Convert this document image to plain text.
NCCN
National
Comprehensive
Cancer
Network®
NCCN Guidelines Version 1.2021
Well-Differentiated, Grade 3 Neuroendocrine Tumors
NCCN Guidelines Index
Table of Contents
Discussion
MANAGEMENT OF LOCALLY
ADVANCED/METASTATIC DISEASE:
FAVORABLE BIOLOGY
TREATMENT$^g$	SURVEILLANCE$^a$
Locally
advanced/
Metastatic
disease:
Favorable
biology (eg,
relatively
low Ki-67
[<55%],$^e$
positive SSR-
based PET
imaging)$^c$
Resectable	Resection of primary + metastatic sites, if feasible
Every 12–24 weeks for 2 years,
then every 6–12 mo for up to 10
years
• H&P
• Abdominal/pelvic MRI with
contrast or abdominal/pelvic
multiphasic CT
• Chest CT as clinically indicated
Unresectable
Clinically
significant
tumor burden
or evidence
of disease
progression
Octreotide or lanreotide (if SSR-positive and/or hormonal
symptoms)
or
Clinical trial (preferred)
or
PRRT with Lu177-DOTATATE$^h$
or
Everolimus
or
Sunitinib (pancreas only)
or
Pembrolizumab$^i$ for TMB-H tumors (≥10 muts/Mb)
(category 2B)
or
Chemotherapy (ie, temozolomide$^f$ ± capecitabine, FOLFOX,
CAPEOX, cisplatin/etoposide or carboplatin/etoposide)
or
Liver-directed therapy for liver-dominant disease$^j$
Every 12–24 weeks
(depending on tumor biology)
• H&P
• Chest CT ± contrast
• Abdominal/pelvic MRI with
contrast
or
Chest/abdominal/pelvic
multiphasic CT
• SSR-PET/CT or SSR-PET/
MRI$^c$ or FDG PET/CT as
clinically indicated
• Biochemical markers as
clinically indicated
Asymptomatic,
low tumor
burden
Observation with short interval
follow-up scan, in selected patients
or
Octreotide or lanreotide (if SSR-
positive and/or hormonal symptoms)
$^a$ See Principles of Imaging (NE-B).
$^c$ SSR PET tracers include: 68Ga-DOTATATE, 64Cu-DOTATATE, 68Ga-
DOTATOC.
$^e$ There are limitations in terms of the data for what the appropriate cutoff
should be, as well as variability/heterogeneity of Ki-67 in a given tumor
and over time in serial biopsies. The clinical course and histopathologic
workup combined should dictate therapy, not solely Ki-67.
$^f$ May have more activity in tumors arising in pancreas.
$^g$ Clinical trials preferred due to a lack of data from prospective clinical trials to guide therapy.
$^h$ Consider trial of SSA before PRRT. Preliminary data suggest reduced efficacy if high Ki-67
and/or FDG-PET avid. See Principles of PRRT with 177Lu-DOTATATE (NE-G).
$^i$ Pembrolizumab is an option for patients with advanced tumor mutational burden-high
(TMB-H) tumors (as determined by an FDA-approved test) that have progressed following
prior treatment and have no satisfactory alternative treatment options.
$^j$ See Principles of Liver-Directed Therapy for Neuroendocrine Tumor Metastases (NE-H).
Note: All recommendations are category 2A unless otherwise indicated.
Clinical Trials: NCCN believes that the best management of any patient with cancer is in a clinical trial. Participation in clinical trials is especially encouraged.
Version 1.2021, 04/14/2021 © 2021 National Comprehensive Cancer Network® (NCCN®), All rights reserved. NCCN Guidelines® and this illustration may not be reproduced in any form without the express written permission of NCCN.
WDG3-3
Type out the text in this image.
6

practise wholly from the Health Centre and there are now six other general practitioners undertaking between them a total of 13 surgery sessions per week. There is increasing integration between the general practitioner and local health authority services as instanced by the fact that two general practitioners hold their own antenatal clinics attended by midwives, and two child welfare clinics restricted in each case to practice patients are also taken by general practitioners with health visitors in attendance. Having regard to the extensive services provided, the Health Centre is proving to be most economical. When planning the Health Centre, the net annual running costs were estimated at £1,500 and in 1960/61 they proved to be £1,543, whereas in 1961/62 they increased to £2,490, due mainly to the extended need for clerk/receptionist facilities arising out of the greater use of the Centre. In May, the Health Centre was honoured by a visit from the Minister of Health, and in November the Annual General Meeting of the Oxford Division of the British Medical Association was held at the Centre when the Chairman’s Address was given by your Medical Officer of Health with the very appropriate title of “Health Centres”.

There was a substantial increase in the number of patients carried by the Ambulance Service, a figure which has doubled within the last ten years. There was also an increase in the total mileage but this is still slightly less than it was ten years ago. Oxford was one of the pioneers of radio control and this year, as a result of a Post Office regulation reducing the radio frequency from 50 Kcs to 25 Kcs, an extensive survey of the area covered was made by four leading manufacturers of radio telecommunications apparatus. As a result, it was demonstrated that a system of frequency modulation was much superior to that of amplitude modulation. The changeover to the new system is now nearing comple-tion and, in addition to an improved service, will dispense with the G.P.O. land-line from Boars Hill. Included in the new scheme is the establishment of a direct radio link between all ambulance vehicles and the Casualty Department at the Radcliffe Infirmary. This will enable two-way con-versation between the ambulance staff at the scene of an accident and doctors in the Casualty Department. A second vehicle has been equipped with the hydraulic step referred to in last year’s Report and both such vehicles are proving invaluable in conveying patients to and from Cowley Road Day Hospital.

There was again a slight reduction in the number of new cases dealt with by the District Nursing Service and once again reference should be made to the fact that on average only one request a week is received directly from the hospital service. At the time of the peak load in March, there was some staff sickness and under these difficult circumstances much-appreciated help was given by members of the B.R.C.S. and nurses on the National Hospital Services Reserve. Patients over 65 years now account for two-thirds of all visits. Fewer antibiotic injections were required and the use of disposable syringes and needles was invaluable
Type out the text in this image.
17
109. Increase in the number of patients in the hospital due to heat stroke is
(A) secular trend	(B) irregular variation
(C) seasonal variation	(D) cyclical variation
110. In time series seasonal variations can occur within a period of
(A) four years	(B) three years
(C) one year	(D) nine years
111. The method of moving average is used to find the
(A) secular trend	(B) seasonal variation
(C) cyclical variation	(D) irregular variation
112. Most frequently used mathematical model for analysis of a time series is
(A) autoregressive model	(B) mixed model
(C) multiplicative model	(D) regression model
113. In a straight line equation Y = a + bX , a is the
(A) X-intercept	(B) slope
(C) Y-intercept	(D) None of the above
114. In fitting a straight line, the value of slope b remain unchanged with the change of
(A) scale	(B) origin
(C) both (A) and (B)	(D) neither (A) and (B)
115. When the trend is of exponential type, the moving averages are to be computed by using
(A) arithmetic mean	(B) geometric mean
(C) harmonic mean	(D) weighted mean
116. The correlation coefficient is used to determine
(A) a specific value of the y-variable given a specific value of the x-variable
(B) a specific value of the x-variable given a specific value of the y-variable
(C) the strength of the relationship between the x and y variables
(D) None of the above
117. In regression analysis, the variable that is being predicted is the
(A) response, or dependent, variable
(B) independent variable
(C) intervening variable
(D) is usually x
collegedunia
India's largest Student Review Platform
****************************************
## Aim of the exercise
An exact reproduction of the listing is needed.

## Answer for the task
Convert this document image to plain text.
NCCN
National
Comprehensive
Cancer
Network®
NCCN Guidelines Version 1.2021
Well-Differentiated, Grade 3 Neuroendocrine Tumors
NCCN Guidelines Index
Table of Contents
Discussion
MANAGEMENT OF LOCALLY
ADVANCED/METASTATIC DISEASE:
FAVORABLE BIOLOGY
TREATMENT$^g$	SURVEILLANCE$^a$
Locally
advanced/
Metastatic
disease:
Favorable
biology (eg,
relatively
low Ki-67
[<55%],$^e$
positive SSR-
based PET
imaging)$^c$
Resectable	Resection of primary + metastatic sites, if feasible
Every 12–24 weeks for 2 years,
then every 6–12 mo for up to 10
years
• H&P
• Abdominal/pelvic MRI with
contrast or abdominal/pelvic
multiphasic CT
• Chest CT as clinically indicated
Unresectable
Clinically
significant
tumor burden
or evidence
of disease
progression
Octreotide or lanreotide (if SSR-positive and/or hormonal
symptoms)
or
Clinical trial (preferred)
or
PRRT with Lu177-DOTATATE$^h$
or
Everolimus
or
Sunitinib (pancreas only)
or
Pembrolizumab$^i$ for TMB-H tumors (≥10 muts/Mb)
(category 2B)
or
Chemotherapy (ie, temozolomide$^f$ ± capecitabine, FOLFOX,
CAPEOX, cisplatin/etoposide or carboplatin/etoposide)
or
Liver-directed therapy for liver-dominant disease$^j$
Every 12–24 weeks
(depending on tumor biology)
• H&P
• Chest CT ± contrast
• Abdominal/pelvic MRI with
contrast
or
Chest/abdominal/pelvic
multiphasic CT
• SSR-PET/CT or SSR-PET/
MRI$^c$ or FDG PET/CT as
clinically indicated
• Biochemical markers as
clinically indicated
Asymptomatic,
low tumor
burden
Observation with short interval
follow-up scan, in selected patients
or
Octreotide or lanreotide (if SSR-
positive and/or hormonal symptoms)
$^a$ See Principles of Imaging (NE-B).
$^c$ SSR PET tracers include: 68Ga-DOTATATE, 64Cu-DOTATATE, 68Ga-
DOTATOC.
$^e$ There are limitations in terms of the data for what the appropriate cutoff
should be, as well as variability/heterogeneity of Ki-67 in a given tumor
and over time in serial biopsies. The clinical course and histopathologic
workup combined should dictate therapy, not solely Ki-67.
$^f$ May have more activity in tumors arising in pancreas.
$^g$ Clinical trials preferred due to a lack of data from prospective clinical trials to guide therapy.
$^h$ Consider trial of SSA before PRRT. Preliminary data suggest reduced efficacy if high Ki-67
and/or FDG-PET avid. See Principles of PRRT with 177Lu-DOTATATE (NE-G).
$^i$ Pembrolizumab is an option for patients with advanced tumor mutational burden-high
(TMB-H) tumors (as determined by an FDA-approved test) that have progressed following
prior treatment and have no satisfactory alternative treatment options.
$^j$ See Principles of Liver-Directed Therapy for Neuroendocrine Tumor Metastases (NE-H).
Note: All recommendations are category 2A unless otherwise indicated.
Clinical Trials: NCCN believes that the best management of any patient with cancer is in a clinical trial. Participation in clinical trials is especially encouraged.
Version 1.2021, 04/14/2021 © 2021 National Comprehensive Cancer Network® (NCCN®), All rights reserved. NCCN Guidelines® and this illustration may not be reproduced in any form without the express written permission of NCCN.
WDG3-3
Type out the text in this image.
6

practise wholly from the Health Centre and there are now six other general practitioners undertaking between them a total of 13 surgery sessions per week. There is increasing integration between the general practitioner and local health authority services as instanced by the fact that two general practitioners hold their own antenatal clinics attended by midwives, and two child welfare clinics restricted in each case to practice patients are also taken by general practitioners with health visitors in attendance. Having regard to the extensive services provided, the Health Centre is proving to be most economical. When planning the Health Centre, the net annual running costs were estimated at £1,500 and in 1960/61 they proved to be £1,543, whereas in 1961/62 they increased to £2,490, due mainly to the extended need for clerk/receptionist facilities arising out of the greater use of the Centre. In May, the Health Centre was honoured by a visit from the Minister of Health, and in November the Annual General Meeting of the Oxford Division of the British Medical Association was held at the Centre when the Chairman’s Address was given by your Medical Officer of Health with the very appropriate title of “Health Centres”.

There was a substantial increase in the number of patients carried by the Ambulance Service, a figure which has doubled within the last ten years. There was also an increase in the total mileage but this is still slightly less than it was ten years ago. Oxford was one of the pioneers of radio control and this year, as a result of a Post Office regulation reducing the radio frequency from 50 Kcs to 25 Kcs, an extensive survey of the area covered was made by four leading manufacturers of radio telecommunications apparatus. As a result, it was demonstrated that a system of frequency modulation was much superior to that of amplitude modulation. The changeover to the new system is now nearing comple-tion and, in addition to an improved service, will dispense with the G.P.O. land-line from Boars Hill. Included in the new scheme is the establishment of a direct radio link between all ambulance vehicles and the Casualty Department at the Radcliffe Infirmary. This will enable two-way con-versation between the ambulance staff at the scene of an accident and doctors in the Casualty Department. A second vehicle has been equipped with the hydraulic step referred to in last year’s Report and both such vehicles are proving invaluable in conveying patients to and from Cowley Road Day Hospital.

There was again a slight reduction in the number of new cases dealt with by the District Nursing Service and once again reference should be made to the fact that on average only one request a week is received directly from the hospital service. At the time of the peak load in March, there was some staff sickness and under these difficult circumstances much-appreciated help was given by members of the B.R.C.S. and nurses on the National Hospital Services Reserve. Patients over 65 years now account for two-thirds of all visits. Fewer antibiotic injections were required and the use of disposable syringes and needles was invaluable
Type out the text in this image.
17
109. Increase in the number of patients in the hospital due to heat stroke is
(A) secular trend	(B) irregular variation
(C) seasonal variation	(D) cyclical variation
110. In time series seasonal variations can occur within a period of
(A) four years	(B) three years
(C) one year	(D) nine years
111. The method of moving average is used to find the
(A) secular trend	(B) seasonal variation
(C) cyclical variation	(D) irregular variation
112. Most frequently used mathematical model for analysis of a time series is
(A) autoregressive model	(B) mixed model
(C) multiplicative model	(D) regression model
113. In a straight line equation Y = a + bX , a is the
(A) X-intercept	(B) slope
(C) Y-intercept	(D) None of the above
114. In fitting a straight line, the value of slope b remain unchanged with the change of
(A) scale	(B) origin
(C) both (A) and (B)	(D) neither (A) and (B)
115. When the trend is of exponential type, the moving averages are to be computed by using
(A) arithmetic mean	(B) geometric mean
(C) harmonic mean	(D) weighted mean
116. The correlation coefficient is used to determine
(A) a specific value of the y-variable given a specific value of the x-variable
(B) a specific value of the x-variable given a specific value of the y-variable
(C) the strength of the relationship between the x and y variables
(D) None of the above
117. In regression analysis, the variable that is being predicted is the
(A) response, or dependent, variable
(B) independent variable
(C) intervening variable
(D) is usually x
collegedunia
India's largest Student Review Platform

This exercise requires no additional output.